Rows from a dataset:
+--

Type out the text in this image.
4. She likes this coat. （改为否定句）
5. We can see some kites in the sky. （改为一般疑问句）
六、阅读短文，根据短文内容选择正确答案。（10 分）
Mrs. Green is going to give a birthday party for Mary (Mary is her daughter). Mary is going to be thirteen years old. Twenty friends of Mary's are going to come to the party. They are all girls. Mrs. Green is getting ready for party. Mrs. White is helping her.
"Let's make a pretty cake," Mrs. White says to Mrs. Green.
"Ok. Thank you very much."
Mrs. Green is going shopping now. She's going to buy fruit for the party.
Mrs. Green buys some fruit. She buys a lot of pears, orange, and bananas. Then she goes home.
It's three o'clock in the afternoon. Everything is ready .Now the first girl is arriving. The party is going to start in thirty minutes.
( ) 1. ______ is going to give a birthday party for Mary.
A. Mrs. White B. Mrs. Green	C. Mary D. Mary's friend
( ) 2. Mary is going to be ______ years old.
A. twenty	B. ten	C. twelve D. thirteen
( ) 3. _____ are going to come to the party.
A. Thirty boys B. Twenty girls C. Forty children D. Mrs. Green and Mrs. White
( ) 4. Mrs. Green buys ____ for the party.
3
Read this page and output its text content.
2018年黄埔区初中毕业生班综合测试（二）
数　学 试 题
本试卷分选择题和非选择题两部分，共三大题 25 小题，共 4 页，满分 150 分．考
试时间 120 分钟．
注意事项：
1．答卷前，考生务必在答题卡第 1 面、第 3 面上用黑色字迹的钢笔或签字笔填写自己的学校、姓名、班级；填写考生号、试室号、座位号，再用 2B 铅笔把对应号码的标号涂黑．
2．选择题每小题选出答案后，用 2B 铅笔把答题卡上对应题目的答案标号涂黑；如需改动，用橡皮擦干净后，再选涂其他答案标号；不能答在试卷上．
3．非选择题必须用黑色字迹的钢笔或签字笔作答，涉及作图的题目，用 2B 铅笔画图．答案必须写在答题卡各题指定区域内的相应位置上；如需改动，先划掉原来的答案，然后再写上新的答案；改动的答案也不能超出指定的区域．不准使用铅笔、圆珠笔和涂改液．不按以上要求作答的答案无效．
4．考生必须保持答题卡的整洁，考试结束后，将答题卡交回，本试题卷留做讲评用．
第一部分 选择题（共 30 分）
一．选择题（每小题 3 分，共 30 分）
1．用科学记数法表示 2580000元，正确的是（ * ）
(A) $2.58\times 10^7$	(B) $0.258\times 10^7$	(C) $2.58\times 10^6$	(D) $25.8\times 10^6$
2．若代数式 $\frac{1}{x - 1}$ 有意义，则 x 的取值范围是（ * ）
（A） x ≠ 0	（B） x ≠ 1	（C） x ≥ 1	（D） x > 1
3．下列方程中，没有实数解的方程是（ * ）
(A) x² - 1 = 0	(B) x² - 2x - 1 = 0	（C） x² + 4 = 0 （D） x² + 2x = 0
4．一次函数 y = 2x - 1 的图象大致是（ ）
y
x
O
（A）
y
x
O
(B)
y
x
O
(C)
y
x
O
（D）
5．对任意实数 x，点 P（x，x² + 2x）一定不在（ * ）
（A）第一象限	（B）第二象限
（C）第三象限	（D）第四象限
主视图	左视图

+--

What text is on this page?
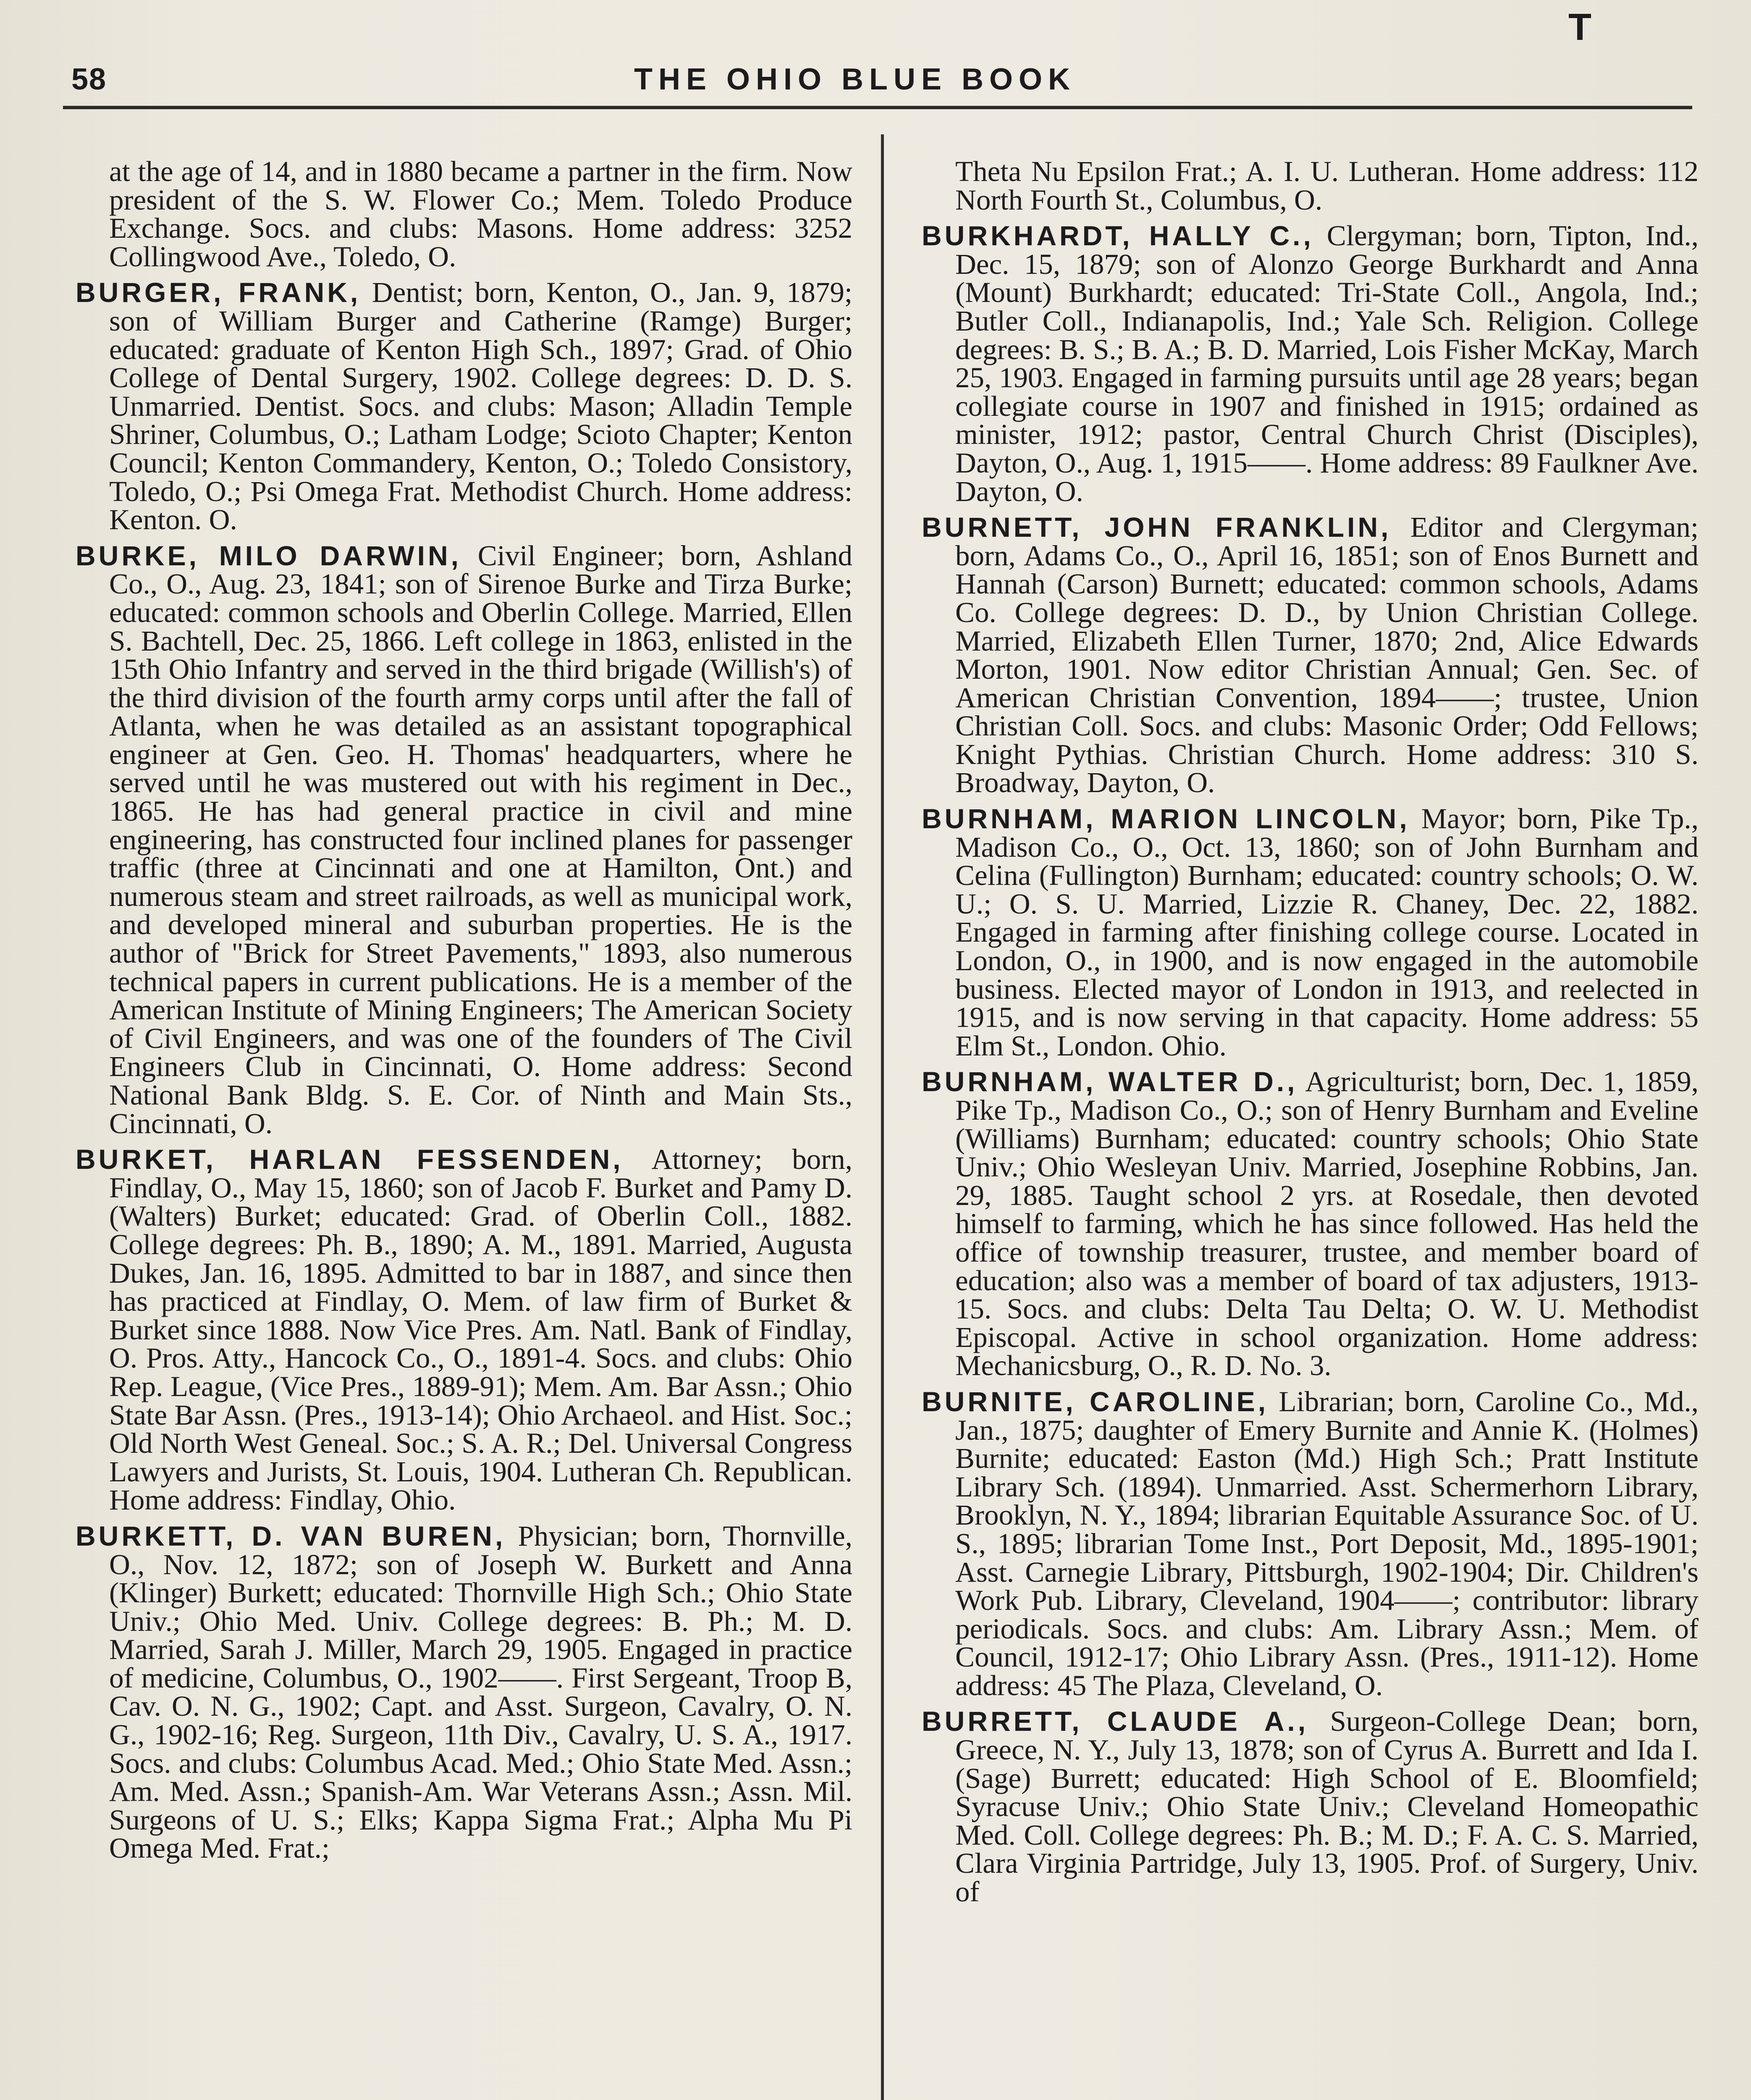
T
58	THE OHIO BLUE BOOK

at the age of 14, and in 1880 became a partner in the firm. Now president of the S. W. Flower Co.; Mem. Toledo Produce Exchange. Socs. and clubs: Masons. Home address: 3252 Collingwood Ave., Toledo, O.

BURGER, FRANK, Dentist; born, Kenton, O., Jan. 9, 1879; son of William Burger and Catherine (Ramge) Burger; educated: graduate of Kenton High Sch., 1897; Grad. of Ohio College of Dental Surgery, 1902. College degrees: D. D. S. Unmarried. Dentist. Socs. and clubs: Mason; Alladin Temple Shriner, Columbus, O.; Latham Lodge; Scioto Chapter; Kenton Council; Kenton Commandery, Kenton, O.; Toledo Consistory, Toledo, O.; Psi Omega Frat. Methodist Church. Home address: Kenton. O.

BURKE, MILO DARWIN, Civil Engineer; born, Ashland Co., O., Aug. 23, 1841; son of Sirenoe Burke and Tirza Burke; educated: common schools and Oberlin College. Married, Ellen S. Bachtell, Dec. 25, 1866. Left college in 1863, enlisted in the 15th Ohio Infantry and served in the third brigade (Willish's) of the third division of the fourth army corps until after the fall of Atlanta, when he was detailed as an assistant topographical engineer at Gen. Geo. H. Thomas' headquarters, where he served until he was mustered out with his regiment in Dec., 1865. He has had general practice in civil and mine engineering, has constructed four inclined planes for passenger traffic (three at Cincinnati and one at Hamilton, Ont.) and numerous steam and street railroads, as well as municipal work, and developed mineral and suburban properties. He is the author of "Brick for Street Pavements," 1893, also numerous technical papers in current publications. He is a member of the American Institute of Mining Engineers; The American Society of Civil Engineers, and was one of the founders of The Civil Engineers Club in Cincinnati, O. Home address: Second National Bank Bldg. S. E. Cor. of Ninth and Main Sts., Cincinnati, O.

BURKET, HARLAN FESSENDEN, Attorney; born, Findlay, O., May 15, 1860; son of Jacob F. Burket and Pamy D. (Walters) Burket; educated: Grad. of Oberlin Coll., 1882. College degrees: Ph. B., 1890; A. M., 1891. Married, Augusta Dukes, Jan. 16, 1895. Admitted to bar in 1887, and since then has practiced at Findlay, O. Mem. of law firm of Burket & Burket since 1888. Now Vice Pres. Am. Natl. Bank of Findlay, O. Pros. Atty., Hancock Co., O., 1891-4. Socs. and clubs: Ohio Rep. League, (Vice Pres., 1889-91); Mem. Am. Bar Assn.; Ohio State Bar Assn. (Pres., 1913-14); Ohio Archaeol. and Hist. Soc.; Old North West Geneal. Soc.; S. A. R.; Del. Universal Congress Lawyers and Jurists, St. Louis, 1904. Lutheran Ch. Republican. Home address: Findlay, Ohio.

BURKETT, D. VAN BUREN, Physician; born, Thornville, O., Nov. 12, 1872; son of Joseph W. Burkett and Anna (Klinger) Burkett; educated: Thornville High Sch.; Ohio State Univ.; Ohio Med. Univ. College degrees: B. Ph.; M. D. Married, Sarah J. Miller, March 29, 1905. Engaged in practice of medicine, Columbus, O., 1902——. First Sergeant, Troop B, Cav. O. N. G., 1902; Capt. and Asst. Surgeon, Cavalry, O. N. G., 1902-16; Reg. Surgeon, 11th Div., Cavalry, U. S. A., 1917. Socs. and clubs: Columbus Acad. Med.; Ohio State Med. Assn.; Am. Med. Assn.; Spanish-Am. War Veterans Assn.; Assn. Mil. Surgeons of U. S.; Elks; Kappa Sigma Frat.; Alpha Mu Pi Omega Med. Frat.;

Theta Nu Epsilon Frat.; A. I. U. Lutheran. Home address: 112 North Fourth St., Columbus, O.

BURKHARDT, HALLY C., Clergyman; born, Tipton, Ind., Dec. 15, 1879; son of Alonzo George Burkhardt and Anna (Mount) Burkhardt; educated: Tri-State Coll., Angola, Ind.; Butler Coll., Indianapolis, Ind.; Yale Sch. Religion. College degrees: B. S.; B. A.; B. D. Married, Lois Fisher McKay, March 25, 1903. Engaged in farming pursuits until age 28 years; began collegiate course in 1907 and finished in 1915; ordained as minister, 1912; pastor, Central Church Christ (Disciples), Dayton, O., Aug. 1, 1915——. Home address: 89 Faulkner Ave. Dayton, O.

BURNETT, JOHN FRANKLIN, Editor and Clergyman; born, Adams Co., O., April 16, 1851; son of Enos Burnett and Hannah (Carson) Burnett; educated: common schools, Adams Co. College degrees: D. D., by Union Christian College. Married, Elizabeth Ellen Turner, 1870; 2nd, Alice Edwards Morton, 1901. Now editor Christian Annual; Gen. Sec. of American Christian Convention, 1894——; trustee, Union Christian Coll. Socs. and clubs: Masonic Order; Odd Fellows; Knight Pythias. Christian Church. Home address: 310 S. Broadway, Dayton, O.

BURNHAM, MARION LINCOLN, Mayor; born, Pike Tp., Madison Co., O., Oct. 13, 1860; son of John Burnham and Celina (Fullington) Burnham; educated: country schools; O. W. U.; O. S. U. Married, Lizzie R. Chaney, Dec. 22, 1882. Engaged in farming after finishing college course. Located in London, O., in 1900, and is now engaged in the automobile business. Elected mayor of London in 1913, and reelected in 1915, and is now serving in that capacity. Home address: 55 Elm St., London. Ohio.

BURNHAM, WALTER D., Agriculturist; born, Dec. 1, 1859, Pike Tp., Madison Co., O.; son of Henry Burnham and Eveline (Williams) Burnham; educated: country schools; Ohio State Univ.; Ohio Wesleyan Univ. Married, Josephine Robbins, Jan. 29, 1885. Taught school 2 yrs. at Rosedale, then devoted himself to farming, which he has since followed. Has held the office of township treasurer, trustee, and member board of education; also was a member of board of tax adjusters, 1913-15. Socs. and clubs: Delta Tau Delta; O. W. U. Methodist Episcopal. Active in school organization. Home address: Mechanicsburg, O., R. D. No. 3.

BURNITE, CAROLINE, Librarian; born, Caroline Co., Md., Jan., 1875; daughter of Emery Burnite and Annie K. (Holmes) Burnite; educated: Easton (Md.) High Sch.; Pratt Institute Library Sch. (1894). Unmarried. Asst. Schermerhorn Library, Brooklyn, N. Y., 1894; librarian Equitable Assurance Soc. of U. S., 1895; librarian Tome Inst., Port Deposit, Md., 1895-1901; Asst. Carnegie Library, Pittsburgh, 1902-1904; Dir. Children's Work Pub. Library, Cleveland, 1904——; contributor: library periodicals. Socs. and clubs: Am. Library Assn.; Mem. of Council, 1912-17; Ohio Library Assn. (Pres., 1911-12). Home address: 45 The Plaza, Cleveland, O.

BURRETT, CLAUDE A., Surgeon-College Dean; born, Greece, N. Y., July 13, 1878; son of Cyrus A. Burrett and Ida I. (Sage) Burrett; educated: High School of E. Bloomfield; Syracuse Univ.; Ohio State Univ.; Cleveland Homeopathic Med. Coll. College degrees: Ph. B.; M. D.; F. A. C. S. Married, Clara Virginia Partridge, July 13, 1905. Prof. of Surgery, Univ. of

+--

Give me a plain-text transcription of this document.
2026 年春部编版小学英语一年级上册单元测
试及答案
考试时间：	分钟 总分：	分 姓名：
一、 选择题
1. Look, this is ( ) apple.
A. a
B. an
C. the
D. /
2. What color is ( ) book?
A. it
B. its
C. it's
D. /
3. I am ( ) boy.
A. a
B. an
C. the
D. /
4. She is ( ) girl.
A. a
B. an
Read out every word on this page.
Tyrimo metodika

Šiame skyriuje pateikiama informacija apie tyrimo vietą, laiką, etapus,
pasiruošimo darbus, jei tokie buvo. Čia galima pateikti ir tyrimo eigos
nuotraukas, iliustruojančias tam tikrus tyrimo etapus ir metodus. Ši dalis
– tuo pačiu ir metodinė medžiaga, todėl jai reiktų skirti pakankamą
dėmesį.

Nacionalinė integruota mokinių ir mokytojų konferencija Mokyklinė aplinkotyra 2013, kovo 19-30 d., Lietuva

+--

• WHAT IS EXPECTED:
Write out every line from the entries where "come" appears.

• ANSWER FOR THE TASK:
Mrs. Green is going to give a birthday party for Mary (Mary is her daughter). Mary is going to be thirteen years old. Twenty friends of Mary's are going to come to the party. They are all girls. Mrs. Green is getting ready for party. Mrs. White is helping her.
( ) 3. _____ are going to come to the party.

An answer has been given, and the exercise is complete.